Problem
Write out the entire listing below exactly as it appears, minus any pictures.

Data excerpts
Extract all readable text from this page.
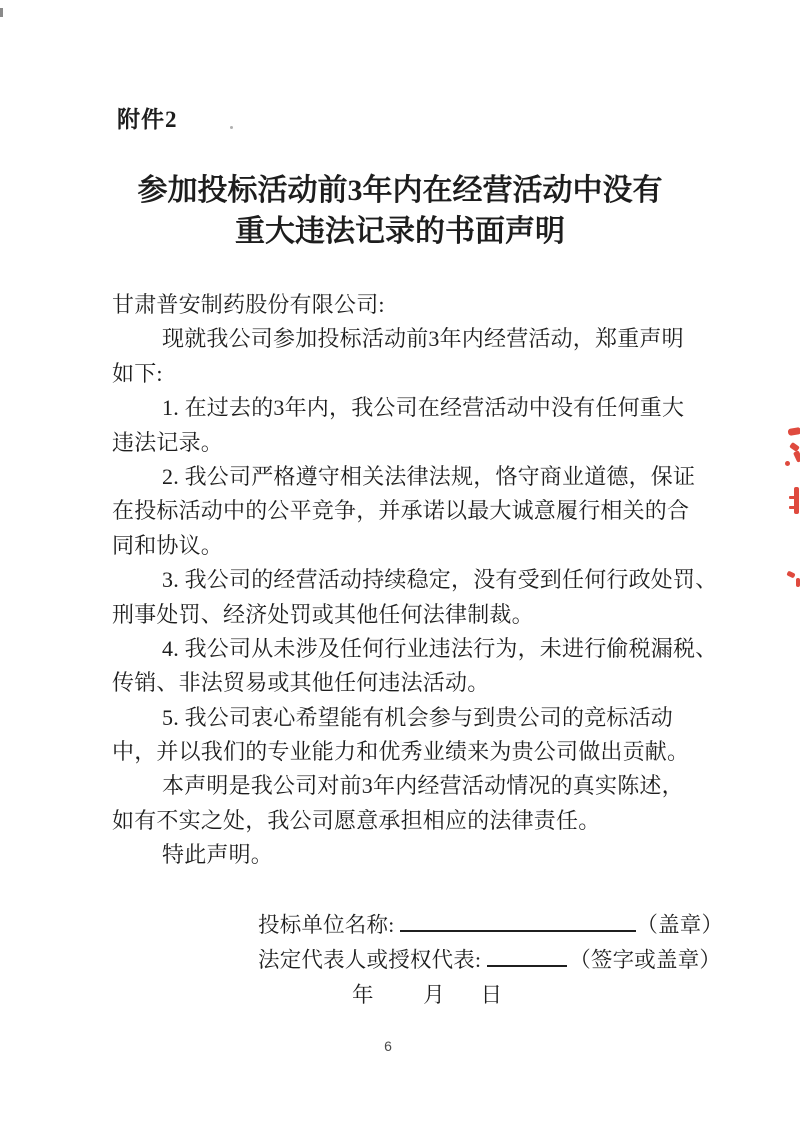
附件2
参加投标活动前3年内在经营活动中没有
重大违法记录的书面声明
甘肃普安制药股份有限公司:
现就我公司参加投标活动前3年内经营活动，郑重声明
如下:
1. 在过去的3年内，我公司在经营活动中没有任何重大
违法记录。
2. 我公司严格遵守相关法律法规，恪守商业道德，保证
在投标活动中的公平竞争，并承诺以最大诚意履行相关的合
同和协议。
3. 我公司的经营活动持续稳定，没有受到任何行政处罚、
刑事处罚、经济处罚或其他任何法律制裁。
4. 我公司从未涉及任何行业违法行为，未进行偷税漏税、
传销、非法贸易或其他任何违法活动。
5. 我公司衷心希望能有机会参与到贵公司的竞标活动
中，并以我们的专业能力和优秀业绩来为贵公司做出贡献。
本声明是我公司对前3年内经营活动情况的真实陈述，
如有不实之处，我公司愿意承担相应的法律责任。
特此声明。
投标单位名称:	（盖章）
法定代表人或授权代表:	（签字或盖章）
年 月 日
6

Task result
Extract all readable text from this page.
附件2
参加投标活动前3年内在经营活动中没有
重大违法记录的书面声明
甘肃普安制药股份有限公司:
现就我公司参加投标活动前3年内经营活动，郑重声明
如下:
1. 在过去的3年内，我公司在经营活动中没有任何重大
违法记录。
2. 我公司严格遵守相关法律法规，恪守商业道德，保证
在投标活动中的公平竞争，并承诺以最大诚意履行相关的合
同和协议。
3. 我公司的经营活动持续稳定，没有受到任何行政处罚、
刑事处罚、经济处罚或其他任何法律制裁。
4. 我公司从未涉及任何行业违法行为，未进行偷税漏税、
传销、非法贸易或其他任何违法活动。
5. 我公司衷心希望能有机会参与到贵公司的竞标活动
中，并以我们的专业能力和优秀业绩来为贵公司做出贡献。
本声明是我公司对前3年内经营活动情况的真实陈述，
如有不实之处，我公司愿意承担相应的法律责任。
特此声明。
投标单位名称:	（盖章）
法定代表人或授权代表:	（签字或盖章）
年 月 日
6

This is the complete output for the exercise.